— BEGIN DATA ENTRIES —

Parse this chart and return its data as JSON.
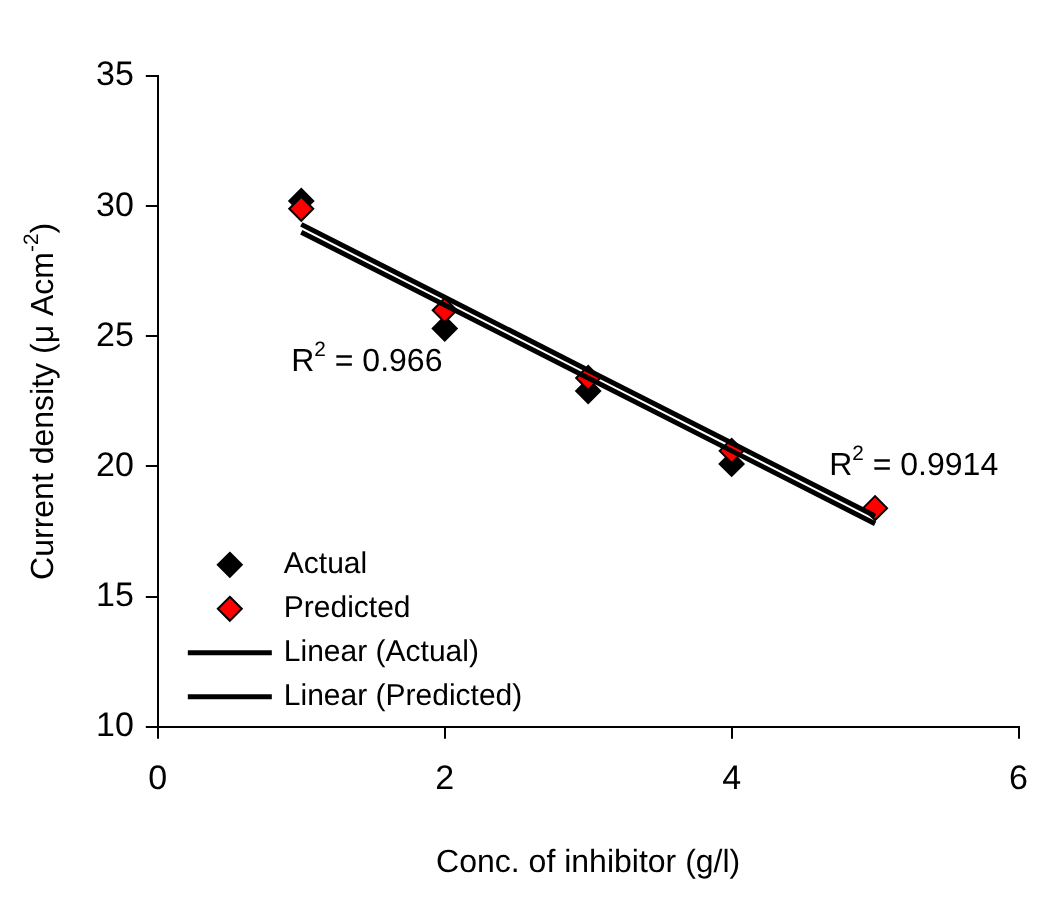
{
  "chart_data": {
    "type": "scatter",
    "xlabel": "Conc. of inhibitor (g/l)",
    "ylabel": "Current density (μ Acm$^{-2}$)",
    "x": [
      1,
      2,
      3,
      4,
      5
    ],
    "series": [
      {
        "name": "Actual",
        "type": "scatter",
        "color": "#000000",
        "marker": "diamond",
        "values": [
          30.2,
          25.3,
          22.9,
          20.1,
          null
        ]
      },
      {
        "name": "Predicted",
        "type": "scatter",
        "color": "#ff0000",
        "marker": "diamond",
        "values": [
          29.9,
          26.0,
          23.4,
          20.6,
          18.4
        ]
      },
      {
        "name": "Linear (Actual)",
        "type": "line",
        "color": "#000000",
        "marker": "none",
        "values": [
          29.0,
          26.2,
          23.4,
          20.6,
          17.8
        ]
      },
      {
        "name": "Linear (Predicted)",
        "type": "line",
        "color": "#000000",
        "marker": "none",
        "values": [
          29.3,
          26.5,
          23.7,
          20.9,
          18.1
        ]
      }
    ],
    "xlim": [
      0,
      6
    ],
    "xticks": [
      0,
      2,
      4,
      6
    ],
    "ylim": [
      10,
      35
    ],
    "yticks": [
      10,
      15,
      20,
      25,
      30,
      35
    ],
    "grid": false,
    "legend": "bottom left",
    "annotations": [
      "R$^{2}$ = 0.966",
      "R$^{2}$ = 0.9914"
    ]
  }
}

— END DATA ENTRIES —

TASK DIRECTIONS: Go through the material above and print all of it exactly, except the pictures.

ANSWER TO THE TASK:
Parse this chart and return its data as JSON.
{
  "chart_data": {
    "type": "scatter",
    "xlabel": "Conc. of inhibitor (g/l)",
    "ylabel": "Current density (μ Acm$^{-2}$)",
    "x": [
      1,
      2,
      3,
      4,
      5
    ],
    "series": [
      {
        "name": "Actual",
        "type": "scatter",
        "color": "#000000",
        "marker": "diamond",
        "values": [
          30.2,
          25.3,
          22.9,
          20.1,
          null
        ]
      },
      {
        "name": "Predicted",
        "type": "scatter",
        "color": "#ff0000",
        "marker": "diamond",
        "values": [
          29.9,
          26.0,
          23.4,
          20.6,
          18.4
        ]
      },
      {
        "name": "Linear (Actual)",
        "type": "line",
        "color": "#000000",
        "marker": "none",
        "values": [
          29.0,
          26.2,
          23.4,
          20.6,
          17.8
        ]
      },
      {
        "name": "Linear (Predicted)",
        "type": "line",
        "color": "#000000",
        "marker": "none",
        "values": [
          29.3,
          26.5,
          23.7,
          20.9,
          18.1
        ]
      }
    ],
    "xlim": [
      0,
      6
    ],
    "xticks": [
      0,
      2,
      4,
      6
    ],
    "ylim": [
      10,
      35
    ],
    "yticks": [
      10,
      15,
      20,
      25,
      30,
      35
    ],
    "grid": false,
    "legend": "bottom left",
    "annotations": [
      "R$^{2}$ = 0.966",
      "R$^{2}$ = 0.9914"
    ]
  }
}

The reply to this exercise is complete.